Task to complete -
Copy out every record below with complete accuracy.

Data records -
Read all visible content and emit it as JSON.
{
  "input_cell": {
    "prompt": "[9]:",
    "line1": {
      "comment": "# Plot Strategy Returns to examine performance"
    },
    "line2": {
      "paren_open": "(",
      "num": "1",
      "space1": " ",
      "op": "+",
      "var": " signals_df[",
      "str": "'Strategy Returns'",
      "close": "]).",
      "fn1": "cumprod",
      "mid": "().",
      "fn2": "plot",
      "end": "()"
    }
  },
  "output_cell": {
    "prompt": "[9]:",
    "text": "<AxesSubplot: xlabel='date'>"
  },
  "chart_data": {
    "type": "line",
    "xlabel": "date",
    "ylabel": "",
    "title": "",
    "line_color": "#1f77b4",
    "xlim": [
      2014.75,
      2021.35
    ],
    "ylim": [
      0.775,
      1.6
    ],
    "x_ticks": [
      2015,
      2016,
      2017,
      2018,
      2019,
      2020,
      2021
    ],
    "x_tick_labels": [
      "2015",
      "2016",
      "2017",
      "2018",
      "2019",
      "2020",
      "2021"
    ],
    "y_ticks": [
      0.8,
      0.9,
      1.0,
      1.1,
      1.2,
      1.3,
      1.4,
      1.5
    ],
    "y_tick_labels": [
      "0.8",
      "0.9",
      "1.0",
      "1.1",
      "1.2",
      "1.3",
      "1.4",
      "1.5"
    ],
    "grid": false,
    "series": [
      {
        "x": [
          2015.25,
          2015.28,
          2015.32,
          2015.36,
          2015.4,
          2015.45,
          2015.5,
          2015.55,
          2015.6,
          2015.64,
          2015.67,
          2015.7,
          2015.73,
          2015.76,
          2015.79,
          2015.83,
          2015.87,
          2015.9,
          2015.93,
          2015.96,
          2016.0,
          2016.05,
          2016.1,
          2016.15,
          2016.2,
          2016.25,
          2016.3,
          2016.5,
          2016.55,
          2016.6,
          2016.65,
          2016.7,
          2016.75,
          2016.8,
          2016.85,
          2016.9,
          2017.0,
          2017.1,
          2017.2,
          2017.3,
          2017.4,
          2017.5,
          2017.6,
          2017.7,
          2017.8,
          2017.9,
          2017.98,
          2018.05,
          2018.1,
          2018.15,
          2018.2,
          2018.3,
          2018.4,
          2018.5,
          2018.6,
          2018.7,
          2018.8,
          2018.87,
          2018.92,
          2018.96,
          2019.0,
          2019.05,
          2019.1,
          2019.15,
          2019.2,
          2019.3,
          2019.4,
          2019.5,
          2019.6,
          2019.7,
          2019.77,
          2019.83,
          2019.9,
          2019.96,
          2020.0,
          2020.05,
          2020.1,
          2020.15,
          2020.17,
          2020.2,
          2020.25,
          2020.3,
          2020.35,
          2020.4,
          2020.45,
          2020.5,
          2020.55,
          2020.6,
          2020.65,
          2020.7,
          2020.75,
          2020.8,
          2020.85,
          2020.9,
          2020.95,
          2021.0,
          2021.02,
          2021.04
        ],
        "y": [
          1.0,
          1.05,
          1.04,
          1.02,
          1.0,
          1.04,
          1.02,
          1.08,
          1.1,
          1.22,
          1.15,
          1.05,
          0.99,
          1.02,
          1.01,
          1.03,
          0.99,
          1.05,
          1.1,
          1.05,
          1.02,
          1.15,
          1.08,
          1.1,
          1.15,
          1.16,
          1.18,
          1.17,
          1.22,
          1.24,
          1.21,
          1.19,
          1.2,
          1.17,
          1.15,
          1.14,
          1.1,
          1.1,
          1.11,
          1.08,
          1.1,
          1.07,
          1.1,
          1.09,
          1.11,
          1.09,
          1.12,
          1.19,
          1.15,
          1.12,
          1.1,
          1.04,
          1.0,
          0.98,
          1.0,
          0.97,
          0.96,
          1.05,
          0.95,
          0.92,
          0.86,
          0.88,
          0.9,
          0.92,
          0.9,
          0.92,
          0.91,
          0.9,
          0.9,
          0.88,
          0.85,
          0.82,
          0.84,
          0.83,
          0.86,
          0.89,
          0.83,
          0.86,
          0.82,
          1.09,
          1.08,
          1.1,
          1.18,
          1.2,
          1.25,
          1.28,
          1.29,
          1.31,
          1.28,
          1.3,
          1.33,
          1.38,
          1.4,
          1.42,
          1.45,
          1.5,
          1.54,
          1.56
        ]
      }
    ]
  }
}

Answer to this task -
Read all visible content and emit it as JSON.
{
  "input_cell": {
    "prompt": "[9]:",
    "line1": {
      "comment": "# Plot Strategy Returns to examine performance"
    },
    "line2": {
      "paren_open": "(",
      "num": "1",
      "space1": " ",
      "op": "+",
      "var": " signals_df[",
      "str": "'Strategy Returns'",
      "close": "]).",
      "fn1": "cumprod",
      "mid": "().",
      "fn2": "plot",
      "end": "()"
    }
  },
  "output_cell": {
    "prompt": "[9]:",
    "text": "<AxesSubplot: xlabel='date'>"
  },
  "chart_data": {
    "type": "line",
    "xlabel": "date",
    "ylabel": "",
    "title": "",
    "line_color": "#1f77b4",
    "xlim": [
      2014.75,
      2021.35
    ],
    "ylim": [
      0.775,
      1.6
    ],
    "x_ticks": [
      2015,
      2016,
      2017,
      2018,
      2019,
      2020,
      2021
    ],
    "x_tick_labels": [
      "2015",
      "2016",
      "2017",
      "2018",
      "2019",
      "2020",
      "2021"
    ],
    "y_ticks": [
      0.8,
      0.9,
      1.0,
      1.1,
      1.2,
      1.3,
      1.4,
      1.5
    ],
    "y_tick_labels": [
      "0.8",
      "0.9",
      "1.0",
      "1.1",
      "1.2",
      "1.3",
      "1.4",
      "1.5"
    ],
    "grid": false,
    "series": [
      {
        "x": [
          2015.25,
          2015.28,
          2015.32,
          2015.36,
          2015.4,
          2015.45,
          2015.5,
          2015.55,
          2015.6,
          2015.64,
          2015.67,
          2015.7,
          2015.73,
          2015.76,
          2015.79,
          2015.83,
          2015.87,
          2015.9,
          2015.93,
          2015.96,
          2016.0,
          2016.05,
          2016.1,
          2016.15,
          2016.2,
          2016.25,
          2016.3,
          2016.5,
          2016.55,
          2016.6,
          2016.65,
          2016.7,
          2016.75,
          2016.8,
          2016.85,
          2016.9,
          2017.0,
          2017.1,
          2017.2,
          2017.3,
          2017.4,
          2017.5,
          2017.6,
          2017.7,
          2017.8,
          2017.9,
          2017.98,
          2018.05,
          2018.1,
          2018.15,
          2018.2,
          2018.3,
          2018.4,
          2018.5,
          2018.6,
          2018.7,
          2018.8,
          2018.87,
          2018.92,
          2018.96,
          2019.0,
          2019.05,
          2019.1,
          2019.15,
          2019.2,
          2019.3,
          2019.4,
          2019.5,
          2019.6,
          2019.7,
          2019.77,
          2019.83,
          2019.9,
          2019.96,
          2020.0,
          2020.05,
          2020.1,
          2020.15,
          2020.17,
          2020.2,
          2020.25,
          2020.3,
          2020.35,
          2020.4,
          2020.45,
          2020.5,
          2020.55,
          2020.6,
          2020.65,
          2020.7,
          2020.75,
          2020.8,
          2020.85,
          2020.9,
          2020.95,
          2021.0,
          2021.02,
          2021.04
        ],
        "y": [
          1.0,
          1.05,
          1.04,
          1.02,
          1.0,
          1.04,
          1.02,
          1.08,
          1.1,
          1.22,
          1.15,
          1.05,
          0.99,
          1.02,
          1.01,
          1.03,
          0.99,
          1.05,
          1.1,
          1.05,
          1.02,
          1.15,
          1.08,
          1.1,
          1.15,
          1.16,
          1.18,
          1.17,
          1.22,
          1.24,
          1.21,
          1.19,
          1.2,
          1.17,
          1.15,
          1.14,
          1.1,
          1.1,
          1.11,
          1.08,
          1.1,
          1.07,
          1.1,
          1.09,
          1.11,
          1.09,
          1.12,
          1.19,
          1.15,
          1.12,
          1.1,
          1.04,
          1.0,
          0.98,
          1.0,
          0.97,
          0.96,
          1.05,
          0.95,
          0.92,
          0.86,
          0.88,
          0.9,
          0.92,
          0.9,
          0.92,
          0.91,
          0.9,
          0.9,
          0.88,
          0.85,
          0.82,
          0.84,
          0.83,
          0.86,
          0.89,
          0.83,
          0.86,
          0.82,
          1.09,
          1.08,
          1.1,
          1.18,
          1.2,
          1.25,
          1.28,
          1.29,
          1.31,
          1.28,
          1.3,
          1.33,
          1.38,
          1.4,
          1.42,
          1.45,
          1.5,
          1.54,
          1.56
        ]
      }
    ]
  }
}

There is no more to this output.